* _DATA EXTRACT_:

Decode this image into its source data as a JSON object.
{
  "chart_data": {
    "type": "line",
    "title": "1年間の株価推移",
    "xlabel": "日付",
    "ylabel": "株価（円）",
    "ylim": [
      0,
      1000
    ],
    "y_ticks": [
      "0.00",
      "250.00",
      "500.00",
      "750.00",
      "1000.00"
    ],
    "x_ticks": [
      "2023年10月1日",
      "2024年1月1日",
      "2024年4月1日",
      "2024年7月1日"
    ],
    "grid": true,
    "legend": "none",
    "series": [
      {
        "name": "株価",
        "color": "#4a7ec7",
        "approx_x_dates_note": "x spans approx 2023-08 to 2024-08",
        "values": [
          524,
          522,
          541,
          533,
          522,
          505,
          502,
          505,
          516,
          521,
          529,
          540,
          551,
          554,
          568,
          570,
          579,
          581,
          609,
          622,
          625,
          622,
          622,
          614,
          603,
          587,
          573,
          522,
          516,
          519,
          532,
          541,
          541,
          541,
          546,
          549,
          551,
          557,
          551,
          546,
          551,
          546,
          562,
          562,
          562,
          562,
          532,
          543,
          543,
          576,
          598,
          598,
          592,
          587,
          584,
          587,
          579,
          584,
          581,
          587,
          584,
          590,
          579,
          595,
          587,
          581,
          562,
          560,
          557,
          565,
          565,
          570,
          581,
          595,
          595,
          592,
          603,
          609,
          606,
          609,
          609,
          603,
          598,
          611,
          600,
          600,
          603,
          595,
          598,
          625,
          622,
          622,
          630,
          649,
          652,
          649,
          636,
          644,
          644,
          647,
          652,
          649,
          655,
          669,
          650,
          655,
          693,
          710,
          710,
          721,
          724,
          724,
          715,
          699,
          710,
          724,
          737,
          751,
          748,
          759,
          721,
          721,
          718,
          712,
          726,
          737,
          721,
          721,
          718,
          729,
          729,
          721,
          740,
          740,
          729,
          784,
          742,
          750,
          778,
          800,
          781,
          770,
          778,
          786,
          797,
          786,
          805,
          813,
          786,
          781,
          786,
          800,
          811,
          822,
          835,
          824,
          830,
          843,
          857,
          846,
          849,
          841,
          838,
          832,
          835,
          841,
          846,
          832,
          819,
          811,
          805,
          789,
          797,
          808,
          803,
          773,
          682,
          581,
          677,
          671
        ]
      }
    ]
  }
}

* _GOAL_:
Extract all of the data exactly as written.

* _RESULT OF THE TASK_:
Decode this image into its source data as a JSON object.
{
  "chart_data": {
    "type": "line",
    "title": "1年間の株価推移",
    "xlabel": "日付",
    "ylabel": "株価（円）",
    "ylim": [
      0,
      1000
    ],
    "y_ticks": [
      "0.00",
      "250.00",
      "500.00",
      "750.00",
      "1000.00"
    ],
    "x_ticks": [
      "2023年10月1日",
      "2024年1月1日",
      "2024年4月1日",
      "2024年7月1日"
    ],
    "grid": true,
    "legend": "none",
    "series": [
      {
        "name": "株価",
        "color": "#4a7ec7",
        "approx_x_dates_note": "x spans approx 2023-08 to 2024-08",
        "values": [
          524,
          522,
          541,
          533,
          522,
          505,
          502,
          505,
          516,
          521,
          529,
          540,
          551,
          554,
          568,
          570,
          579,
          581,
          609,
          622,
          625,
          622,
          622,
          614,
          603,
          587,
          573,
          522,
          516,
          519,
          532,
          541,
          541,
          541,
          546,
          549,
          551,
          557,
          551,
          546,
          551,
          546,
          562,
          562,
          562,
          562,
          532,
          543,
          543,
          576,
          598,
          598,
          592,
          587,
          584,
          587,
          579,
          584,
          581,
          587,
          584,
          590,
          579,
          595,
          587,
          581,
          562,
          560,
          557,
          565,
          565,
          570,
          581,
          595,
          595,
          592,
          603,
          609,
          606,
          609,
          609,
          603,
          598,
          611,
          600,
          600,
          603,
          595,
          598,
          625,
          622,
          622,
          630,
          649,
          652,
          649,
          636,
          644,
          644,
          647,
          652,
          649,
          655,
          669,
          650,
          655,
          693,
          710,
          710,
          721,
          724,
          724,
          715,
          699,
          710,
          724,
          737,
          751,
          748,
          759,
          721,
          721,
          718,
          712,
          726,
          737,
          721,
          721,
          718,
          729,
          729,
          721,
          740,
          740,
          729,
          784,
          742,
          750,
          778,
          800,
          781,
          770,
          778,
          786,
          797,
          786,
          805,
          813,
          786,
          781,
          786,
          800,
          811,
          822,
          835,
          824,
          830,
          843,
          857,
          846,
          849,
          841,
          838,
          832,
          835,
          841,
          846,
          832,
          819,
          811,
          805,
          789,
          797,
          808,
          803,
          773,
          682,
          581,
          677,
          671
        ]
      }
    ]
  }
}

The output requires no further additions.